Gather each line of the entries below that includes "Besucher".

_ _ _ _

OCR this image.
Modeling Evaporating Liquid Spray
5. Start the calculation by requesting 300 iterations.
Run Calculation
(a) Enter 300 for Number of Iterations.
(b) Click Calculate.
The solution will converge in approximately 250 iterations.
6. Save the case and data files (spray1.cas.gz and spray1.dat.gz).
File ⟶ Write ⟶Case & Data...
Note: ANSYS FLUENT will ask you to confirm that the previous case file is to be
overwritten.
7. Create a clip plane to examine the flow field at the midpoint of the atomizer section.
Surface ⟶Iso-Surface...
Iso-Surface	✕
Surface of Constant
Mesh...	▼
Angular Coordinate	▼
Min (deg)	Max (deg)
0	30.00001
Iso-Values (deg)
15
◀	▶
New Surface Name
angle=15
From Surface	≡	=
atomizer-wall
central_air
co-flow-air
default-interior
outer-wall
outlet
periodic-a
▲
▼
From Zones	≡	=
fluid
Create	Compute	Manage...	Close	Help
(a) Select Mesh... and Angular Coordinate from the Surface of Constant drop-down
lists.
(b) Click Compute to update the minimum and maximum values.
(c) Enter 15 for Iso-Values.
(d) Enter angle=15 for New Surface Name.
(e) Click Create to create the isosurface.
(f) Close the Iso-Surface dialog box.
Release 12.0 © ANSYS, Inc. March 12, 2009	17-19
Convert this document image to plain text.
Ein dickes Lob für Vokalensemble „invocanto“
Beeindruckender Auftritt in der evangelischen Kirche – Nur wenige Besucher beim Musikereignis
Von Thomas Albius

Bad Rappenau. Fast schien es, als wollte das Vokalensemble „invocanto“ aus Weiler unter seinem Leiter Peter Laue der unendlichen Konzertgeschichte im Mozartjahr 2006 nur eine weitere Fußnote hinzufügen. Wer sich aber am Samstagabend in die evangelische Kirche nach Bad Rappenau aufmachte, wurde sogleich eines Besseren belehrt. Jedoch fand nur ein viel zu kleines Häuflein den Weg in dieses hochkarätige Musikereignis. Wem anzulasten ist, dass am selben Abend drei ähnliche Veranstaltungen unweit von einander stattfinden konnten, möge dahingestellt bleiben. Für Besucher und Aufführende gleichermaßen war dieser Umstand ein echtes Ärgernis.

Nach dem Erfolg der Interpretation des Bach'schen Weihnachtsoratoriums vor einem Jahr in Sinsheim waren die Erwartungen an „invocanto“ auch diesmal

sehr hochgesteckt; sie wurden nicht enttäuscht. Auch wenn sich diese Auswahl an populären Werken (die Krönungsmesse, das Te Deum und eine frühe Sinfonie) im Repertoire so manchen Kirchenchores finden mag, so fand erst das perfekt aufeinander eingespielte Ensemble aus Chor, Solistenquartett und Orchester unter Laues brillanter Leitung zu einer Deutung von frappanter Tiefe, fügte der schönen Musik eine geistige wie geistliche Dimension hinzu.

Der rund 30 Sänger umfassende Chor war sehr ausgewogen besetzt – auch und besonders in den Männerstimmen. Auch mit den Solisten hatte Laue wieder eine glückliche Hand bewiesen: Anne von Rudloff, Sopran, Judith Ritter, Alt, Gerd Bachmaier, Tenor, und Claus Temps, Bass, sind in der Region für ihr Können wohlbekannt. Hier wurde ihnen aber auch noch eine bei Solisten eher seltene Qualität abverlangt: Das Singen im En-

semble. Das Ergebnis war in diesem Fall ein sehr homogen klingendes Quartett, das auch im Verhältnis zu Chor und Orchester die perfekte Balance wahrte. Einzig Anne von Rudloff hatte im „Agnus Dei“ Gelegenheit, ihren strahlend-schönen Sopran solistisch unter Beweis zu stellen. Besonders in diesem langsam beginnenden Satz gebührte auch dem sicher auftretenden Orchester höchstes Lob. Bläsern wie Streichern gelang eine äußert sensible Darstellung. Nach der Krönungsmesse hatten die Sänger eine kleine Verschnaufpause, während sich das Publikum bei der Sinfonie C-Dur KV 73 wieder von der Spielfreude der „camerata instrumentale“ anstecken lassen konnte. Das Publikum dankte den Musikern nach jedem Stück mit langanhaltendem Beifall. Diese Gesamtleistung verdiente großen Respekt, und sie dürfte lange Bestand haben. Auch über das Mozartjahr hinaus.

_ _ _ _

COMPLETE OUTPUT –
Beeindruckender Auftritt in der evangelischen Kirche – Nur wenige Besucher beim Musikereignis
Bad Rappenau. Fast schien es, als wollte das Vokalensemble „invocanto“ aus Weiler unter seinem Leiter Peter Laue der unendlichen Konzertgeschichte im Mozartjahr 2006 nur eine weitere Fußnote hinzufügen. Wer sich aber am Samstagabend in die evangelische Kirche nach Bad Rappenau aufmachte, wurde sogleich eines Besseren belehrt. Jedoch fand nur ein viel zu kleines Häuflein den Weg in dieses hochkarätige Musikereignis. Wem anzulasten ist, dass am selben Abend drei ähnliche Veranstaltungen unweit von einander stattfinden konnten, möge dahingestellt bleiben. Für Besucher und Aufführende gleichermaßen war dieser Umstand ein echtes Ärgernis.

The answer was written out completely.